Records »
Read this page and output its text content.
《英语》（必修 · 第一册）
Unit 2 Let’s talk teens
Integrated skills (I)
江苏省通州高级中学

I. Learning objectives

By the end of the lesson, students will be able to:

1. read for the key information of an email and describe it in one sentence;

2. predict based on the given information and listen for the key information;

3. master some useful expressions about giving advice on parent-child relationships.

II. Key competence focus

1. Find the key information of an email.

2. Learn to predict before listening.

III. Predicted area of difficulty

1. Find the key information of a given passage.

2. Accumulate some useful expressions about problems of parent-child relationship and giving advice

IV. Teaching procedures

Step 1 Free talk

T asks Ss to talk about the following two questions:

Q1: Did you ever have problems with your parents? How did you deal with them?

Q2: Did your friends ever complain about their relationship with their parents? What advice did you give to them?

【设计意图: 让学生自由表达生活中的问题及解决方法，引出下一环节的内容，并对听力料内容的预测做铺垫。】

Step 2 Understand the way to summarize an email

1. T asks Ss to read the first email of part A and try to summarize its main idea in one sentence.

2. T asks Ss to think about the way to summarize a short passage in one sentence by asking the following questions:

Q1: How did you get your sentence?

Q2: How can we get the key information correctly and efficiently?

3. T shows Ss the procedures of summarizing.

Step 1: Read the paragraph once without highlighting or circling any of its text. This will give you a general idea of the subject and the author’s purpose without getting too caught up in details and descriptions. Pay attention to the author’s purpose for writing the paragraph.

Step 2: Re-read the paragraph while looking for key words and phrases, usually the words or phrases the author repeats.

STATED TASK » Recopy the entries above in their entirety, exactly.

THE REPLY »
Read this page and output its text content.
《英语》（必修 · 第一册）
Unit 2 Let’s talk teens
Integrated skills (I)
江苏省通州高级中学

I. Learning objectives

By the end of the lesson, students will be able to:

1. read for the key information of an email and describe it in one sentence;

2. predict based on the given information and listen for the key information;

3. master some useful expressions about giving advice on parent-child relationships.

II. Key competence focus

1. Find the key information of an email.

2. Learn to predict before listening.

III. Predicted area of difficulty

1. Find the key information of a given passage.

2. Accumulate some useful expressions about problems of parent-child relationship and giving advice

IV. Teaching procedures

Step 1 Free talk

T asks Ss to talk about the following two questions:

Q1: Did you ever have problems with your parents? How did you deal with them?

Q2: Did your friends ever complain about their relationship with their parents? What advice did you give to them?

【设计意图: 让学生自由表达生活中的问题及解决方法，引出下一环节的内容，并对听力料内容的预测做铺垫。】

Step 2 Understand the way to summarize an email

1. T asks Ss to read the first email of part A and try to summarize its main idea in one sentence.

2. T asks Ss to think about the way to summarize a short passage in one sentence by asking the following questions:

Q1: How did you get your sentence?

Q2: How can we get the key information correctly and efficiently?

3. T shows Ss the procedures of summarizing.

Step 1: Read the paragraph once without highlighting or circling any of its text. This will give you a general idea of the subject and the author’s purpose without getting too caught up in details and descriptions. Pay attention to the author’s purpose for writing the paragraph.

Step 2: Re-read the paragraph while looking for key words and phrases, usually the words or phrases the author repeats.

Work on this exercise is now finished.